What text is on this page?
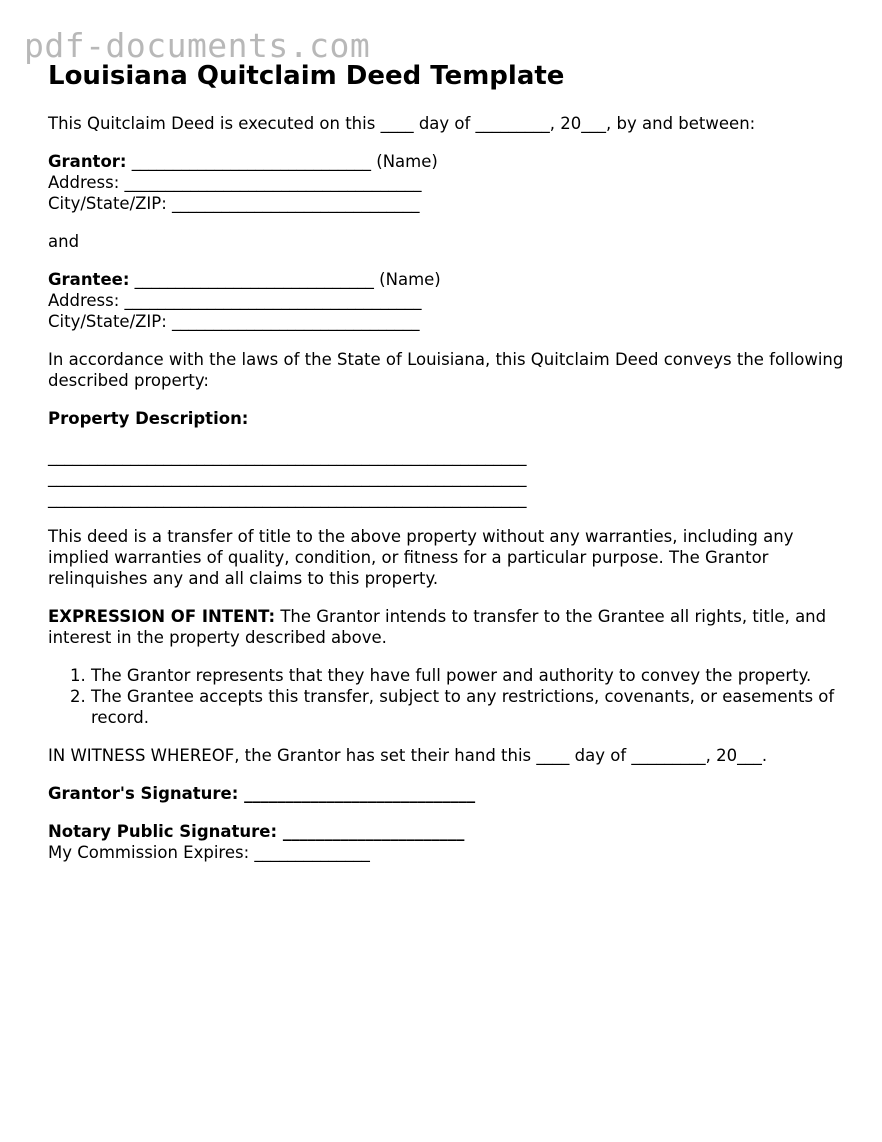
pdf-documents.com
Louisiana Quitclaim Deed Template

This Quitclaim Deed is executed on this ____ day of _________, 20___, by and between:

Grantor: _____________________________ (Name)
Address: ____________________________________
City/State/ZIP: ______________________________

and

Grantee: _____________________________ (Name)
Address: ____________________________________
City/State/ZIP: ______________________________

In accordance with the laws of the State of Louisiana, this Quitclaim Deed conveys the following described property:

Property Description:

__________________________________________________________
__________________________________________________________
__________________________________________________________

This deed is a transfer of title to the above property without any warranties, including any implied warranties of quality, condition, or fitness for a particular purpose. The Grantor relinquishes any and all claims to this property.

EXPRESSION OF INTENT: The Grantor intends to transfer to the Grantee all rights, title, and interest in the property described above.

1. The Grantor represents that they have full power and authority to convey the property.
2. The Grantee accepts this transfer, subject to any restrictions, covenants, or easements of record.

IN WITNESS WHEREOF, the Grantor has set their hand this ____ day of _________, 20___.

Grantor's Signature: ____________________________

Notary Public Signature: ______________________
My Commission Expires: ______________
========
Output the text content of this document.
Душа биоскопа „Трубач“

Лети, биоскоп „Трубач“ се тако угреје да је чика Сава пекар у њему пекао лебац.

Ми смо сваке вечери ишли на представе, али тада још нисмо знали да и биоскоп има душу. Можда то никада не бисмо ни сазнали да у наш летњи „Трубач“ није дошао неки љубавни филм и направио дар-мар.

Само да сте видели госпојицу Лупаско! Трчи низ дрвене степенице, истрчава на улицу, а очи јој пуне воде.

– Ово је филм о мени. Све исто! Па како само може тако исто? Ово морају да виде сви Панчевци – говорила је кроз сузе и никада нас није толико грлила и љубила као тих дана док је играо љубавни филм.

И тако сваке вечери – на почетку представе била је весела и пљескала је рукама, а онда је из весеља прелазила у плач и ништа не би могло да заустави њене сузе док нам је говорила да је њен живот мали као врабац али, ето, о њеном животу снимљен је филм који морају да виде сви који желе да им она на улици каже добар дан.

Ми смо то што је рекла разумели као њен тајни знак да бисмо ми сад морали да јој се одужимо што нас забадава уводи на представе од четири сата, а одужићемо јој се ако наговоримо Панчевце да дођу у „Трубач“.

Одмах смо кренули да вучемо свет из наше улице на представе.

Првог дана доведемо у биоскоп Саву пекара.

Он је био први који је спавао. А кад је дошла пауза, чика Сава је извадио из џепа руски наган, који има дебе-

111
========
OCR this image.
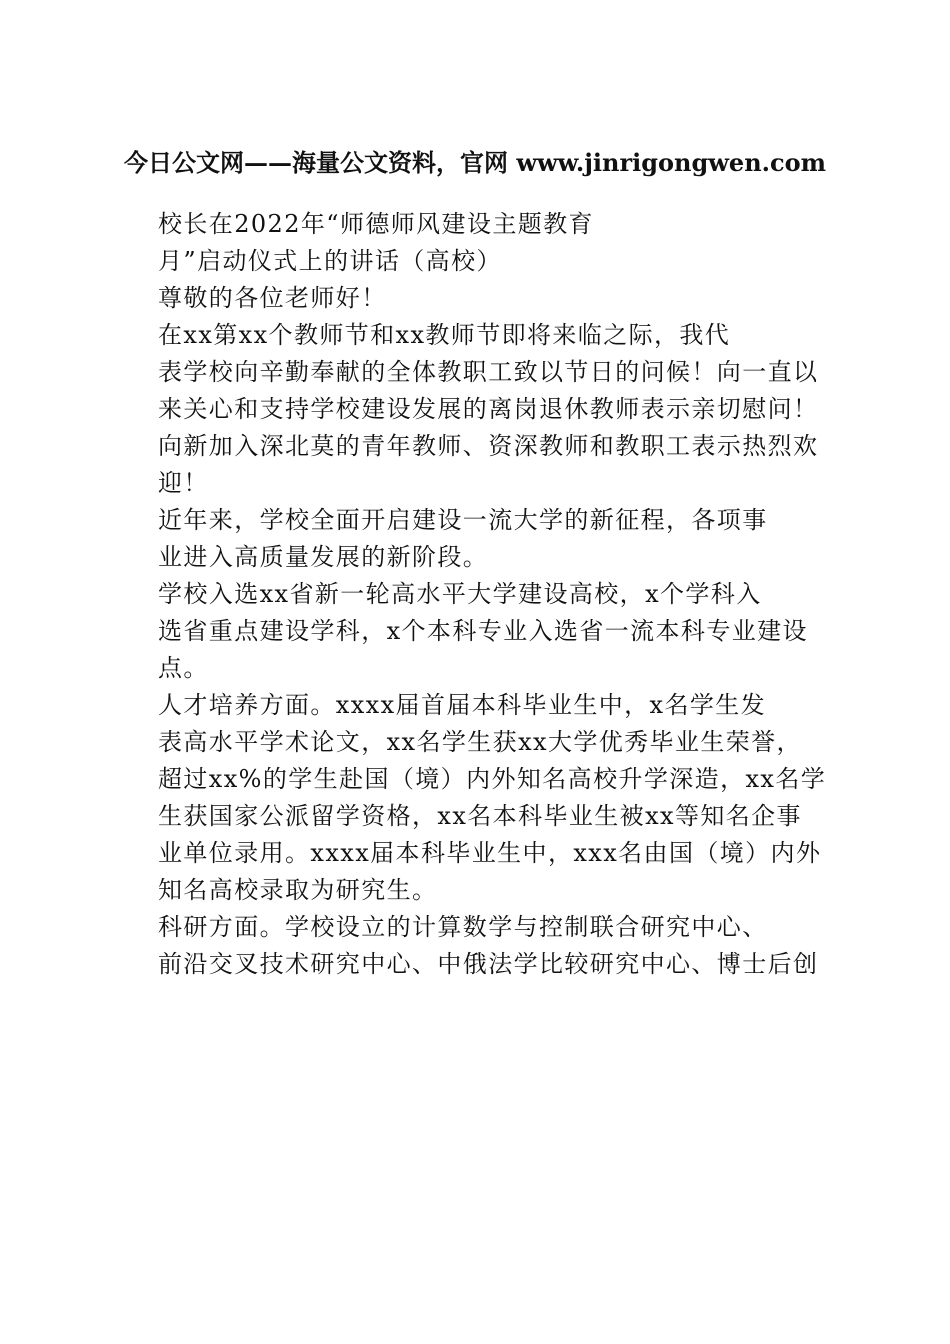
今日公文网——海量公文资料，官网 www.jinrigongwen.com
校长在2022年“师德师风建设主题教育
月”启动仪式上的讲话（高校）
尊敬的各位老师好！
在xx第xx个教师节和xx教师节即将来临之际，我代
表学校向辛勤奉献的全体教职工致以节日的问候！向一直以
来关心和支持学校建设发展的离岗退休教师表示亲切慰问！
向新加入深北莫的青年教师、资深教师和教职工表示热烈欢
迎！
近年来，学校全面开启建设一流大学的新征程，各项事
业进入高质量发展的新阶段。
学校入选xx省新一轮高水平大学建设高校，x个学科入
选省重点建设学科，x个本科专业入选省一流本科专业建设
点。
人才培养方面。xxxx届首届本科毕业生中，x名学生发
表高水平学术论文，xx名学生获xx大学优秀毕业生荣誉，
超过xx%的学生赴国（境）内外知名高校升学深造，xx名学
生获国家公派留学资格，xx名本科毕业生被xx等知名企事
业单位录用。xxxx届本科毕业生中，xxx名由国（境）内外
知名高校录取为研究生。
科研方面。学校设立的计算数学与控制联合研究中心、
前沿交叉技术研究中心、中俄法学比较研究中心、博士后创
========
SHORT EXERCISE
Your task is to gather all lines from the entries above that hold the word "Сава".

COMPLETED EXERCISE
Лети, биоскоп „Трубач“ се тако угреје да је чика Сава пекар у њему пекао лебац.
Он је био први који је спавао. А кад је дошла пауза, чика Сава је извадио из џепа руски наган, који има дебе-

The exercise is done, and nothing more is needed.